Data records:
'''
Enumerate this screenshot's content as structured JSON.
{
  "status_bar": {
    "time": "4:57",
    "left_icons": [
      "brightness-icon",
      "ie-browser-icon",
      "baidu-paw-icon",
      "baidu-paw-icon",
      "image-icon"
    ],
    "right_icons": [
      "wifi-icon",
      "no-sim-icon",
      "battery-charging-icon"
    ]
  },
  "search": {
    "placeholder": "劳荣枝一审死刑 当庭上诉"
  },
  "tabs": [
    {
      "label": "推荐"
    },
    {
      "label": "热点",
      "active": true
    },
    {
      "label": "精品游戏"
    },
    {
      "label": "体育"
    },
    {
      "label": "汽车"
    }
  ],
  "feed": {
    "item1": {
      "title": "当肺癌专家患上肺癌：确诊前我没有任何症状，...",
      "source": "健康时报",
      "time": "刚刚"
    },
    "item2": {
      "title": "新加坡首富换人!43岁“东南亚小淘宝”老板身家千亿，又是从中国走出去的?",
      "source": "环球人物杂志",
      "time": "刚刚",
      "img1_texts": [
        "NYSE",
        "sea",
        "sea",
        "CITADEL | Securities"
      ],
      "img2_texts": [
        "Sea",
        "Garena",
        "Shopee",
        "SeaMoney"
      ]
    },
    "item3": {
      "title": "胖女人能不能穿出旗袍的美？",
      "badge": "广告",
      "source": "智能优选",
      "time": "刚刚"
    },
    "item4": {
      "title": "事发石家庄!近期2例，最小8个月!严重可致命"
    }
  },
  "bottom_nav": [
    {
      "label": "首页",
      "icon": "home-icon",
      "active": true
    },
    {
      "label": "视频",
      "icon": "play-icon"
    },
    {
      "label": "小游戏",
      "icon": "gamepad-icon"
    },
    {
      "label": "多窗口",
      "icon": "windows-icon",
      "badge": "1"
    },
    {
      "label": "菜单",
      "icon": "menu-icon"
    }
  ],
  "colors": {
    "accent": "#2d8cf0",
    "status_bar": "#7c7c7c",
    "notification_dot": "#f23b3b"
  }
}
'''
Write out the full listing, keeping every line exactly as it is.

Enumerate this screenshot's content as structured JSON.
{
  "status_bar": {
    "time": "4:57",
    "left_icons": [
      "brightness-icon",
      "ie-browser-icon",
      "baidu-paw-icon",
      "baidu-paw-icon",
      "image-icon"
    ],
    "right_icons": [
      "wifi-icon",
      "no-sim-icon",
      "battery-charging-icon"
    ]
  },
  "search": {
    "placeholder": "劳荣枝一审死刑 当庭上诉"
  },
  "tabs": [
    {
      "label": "推荐"
    },
    {
      "label": "热点",
      "active": true
    },
    {
      "label": "精品游戏"
    },
    {
      "label": "体育"
    },
    {
      "label": "汽车"
    }
  ],
  "feed": {
    "item1": {
      "title": "当肺癌专家患上肺癌：确诊前我没有任何症状，...",
      "source": "健康时报",
      "time": "刚刚"
    },
    "item2": {
      "title": "新加坡首富换人!43岁“东南亚小淘宝”老板身家千亿，又是从中国走出去的?",
      "source": "环球人物杂志",
      "time": "刚刚",
      "img1_texts": [
        "NYSE",
        "sea",
        "sea",
        "CITADEL | Securities"
      ],
      "img2_texts": [
        "Sea",
        "Garena",
        "Shopee",
        "SeaMoney"
      ]
    },
    "item3": {
      "title": "胖女人能不能穿出旗袍的美？",
      "badge": "广告",
      "source": "智能优选",
      "time": "刚刚"
    },
    "item4": {
      "title": "事发石家庄!近期2例，最小8个月!严重可致命"
    }
  },
  "bottom_nav": [
    {
      "label": "首页",
      "icon": "home-icon",
      "active": true
    },
    {
      "label": "视频",
      "icon": "play-icon"
    },
    {
      "label": "小游戏",
      "icon": "gamepad-icon"
    },
    {
      "label": "多窗口",
      "icon": "windows-icon",
      "badge": "1"
    },
    {
      "label": "菜单",
      "icon": "menu-icon"
    }
  ],
  "colors": {
    "accent": "#2d8cf0",
    "status_bar": "#7c7c7c",
    "notification_dot": "#f23b3b"
  }
}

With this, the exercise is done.